→ **Your task**: Records follow. Select each line holding "ByteDance".

→ **Entries supplied**:
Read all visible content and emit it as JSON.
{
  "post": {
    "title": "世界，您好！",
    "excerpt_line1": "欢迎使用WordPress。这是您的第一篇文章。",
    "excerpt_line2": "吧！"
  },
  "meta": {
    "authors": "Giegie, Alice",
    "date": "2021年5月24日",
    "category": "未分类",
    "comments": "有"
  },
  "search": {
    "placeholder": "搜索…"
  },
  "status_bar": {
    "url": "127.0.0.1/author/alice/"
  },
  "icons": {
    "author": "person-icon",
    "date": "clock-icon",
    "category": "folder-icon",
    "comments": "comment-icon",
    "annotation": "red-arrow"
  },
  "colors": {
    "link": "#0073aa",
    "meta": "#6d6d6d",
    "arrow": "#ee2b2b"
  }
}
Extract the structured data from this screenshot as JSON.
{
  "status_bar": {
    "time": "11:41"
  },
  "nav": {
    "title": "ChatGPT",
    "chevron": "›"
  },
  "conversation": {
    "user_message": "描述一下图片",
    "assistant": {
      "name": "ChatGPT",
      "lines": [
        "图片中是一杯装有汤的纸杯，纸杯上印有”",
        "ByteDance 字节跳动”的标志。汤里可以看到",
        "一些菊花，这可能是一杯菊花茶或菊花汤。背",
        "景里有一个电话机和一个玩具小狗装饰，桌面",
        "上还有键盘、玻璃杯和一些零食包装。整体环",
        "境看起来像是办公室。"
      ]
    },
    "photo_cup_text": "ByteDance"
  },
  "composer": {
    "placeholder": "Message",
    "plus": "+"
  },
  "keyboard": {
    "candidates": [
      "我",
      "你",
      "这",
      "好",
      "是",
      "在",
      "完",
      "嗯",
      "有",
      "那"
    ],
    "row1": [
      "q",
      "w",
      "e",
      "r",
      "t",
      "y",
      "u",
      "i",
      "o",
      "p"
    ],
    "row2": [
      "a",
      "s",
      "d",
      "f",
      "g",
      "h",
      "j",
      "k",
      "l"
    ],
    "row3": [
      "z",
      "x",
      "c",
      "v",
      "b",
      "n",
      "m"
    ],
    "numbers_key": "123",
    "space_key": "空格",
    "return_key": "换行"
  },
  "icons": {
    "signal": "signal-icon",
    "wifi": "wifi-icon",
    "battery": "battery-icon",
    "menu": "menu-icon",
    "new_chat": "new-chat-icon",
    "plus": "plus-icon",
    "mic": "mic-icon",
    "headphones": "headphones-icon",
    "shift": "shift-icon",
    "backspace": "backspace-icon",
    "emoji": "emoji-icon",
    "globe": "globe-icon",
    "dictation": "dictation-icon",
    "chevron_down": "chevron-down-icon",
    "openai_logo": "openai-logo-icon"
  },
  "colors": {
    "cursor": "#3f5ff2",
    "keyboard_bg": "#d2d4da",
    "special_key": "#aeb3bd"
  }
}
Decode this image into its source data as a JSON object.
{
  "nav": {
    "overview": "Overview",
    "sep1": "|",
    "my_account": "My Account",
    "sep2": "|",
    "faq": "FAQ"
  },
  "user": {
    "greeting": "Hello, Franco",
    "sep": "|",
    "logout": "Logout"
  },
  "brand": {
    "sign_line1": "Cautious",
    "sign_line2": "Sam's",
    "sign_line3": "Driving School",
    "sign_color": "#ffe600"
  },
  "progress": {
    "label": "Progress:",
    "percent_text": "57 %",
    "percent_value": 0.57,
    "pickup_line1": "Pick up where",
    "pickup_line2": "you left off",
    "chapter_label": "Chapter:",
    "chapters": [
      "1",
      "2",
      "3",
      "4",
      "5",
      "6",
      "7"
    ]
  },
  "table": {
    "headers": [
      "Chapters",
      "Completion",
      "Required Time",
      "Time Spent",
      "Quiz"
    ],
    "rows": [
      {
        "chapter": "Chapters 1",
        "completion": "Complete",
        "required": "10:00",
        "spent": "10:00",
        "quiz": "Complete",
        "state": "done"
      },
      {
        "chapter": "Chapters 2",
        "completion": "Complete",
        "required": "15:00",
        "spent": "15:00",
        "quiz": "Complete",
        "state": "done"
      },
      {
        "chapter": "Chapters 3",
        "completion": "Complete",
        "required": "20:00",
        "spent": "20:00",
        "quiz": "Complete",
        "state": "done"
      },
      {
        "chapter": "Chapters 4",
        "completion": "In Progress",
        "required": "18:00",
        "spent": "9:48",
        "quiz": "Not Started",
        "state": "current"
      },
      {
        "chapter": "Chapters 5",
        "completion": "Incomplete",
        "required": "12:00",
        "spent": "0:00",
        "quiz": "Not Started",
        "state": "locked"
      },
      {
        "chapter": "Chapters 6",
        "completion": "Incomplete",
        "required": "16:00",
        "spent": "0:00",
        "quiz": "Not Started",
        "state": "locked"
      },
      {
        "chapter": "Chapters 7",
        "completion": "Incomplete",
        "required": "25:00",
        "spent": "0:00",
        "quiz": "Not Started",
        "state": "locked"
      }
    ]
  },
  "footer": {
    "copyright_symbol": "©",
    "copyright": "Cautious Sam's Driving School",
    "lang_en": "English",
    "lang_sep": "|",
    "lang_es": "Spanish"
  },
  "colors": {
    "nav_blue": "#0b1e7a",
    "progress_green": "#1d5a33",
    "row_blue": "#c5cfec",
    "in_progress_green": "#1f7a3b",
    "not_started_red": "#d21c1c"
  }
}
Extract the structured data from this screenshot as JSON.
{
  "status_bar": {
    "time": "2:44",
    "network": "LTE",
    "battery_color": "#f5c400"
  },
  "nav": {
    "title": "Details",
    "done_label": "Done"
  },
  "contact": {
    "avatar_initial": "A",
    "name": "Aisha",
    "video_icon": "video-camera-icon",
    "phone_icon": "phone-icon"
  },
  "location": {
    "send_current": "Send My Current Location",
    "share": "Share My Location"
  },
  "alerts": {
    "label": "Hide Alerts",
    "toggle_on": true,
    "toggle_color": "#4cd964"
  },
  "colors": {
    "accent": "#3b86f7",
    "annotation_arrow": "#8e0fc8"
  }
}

→ **Result of this exercise**:
        "ByteDance 字节跳动”的标志。汤里可以看到",
    "photo_cup_text": "ByteDance"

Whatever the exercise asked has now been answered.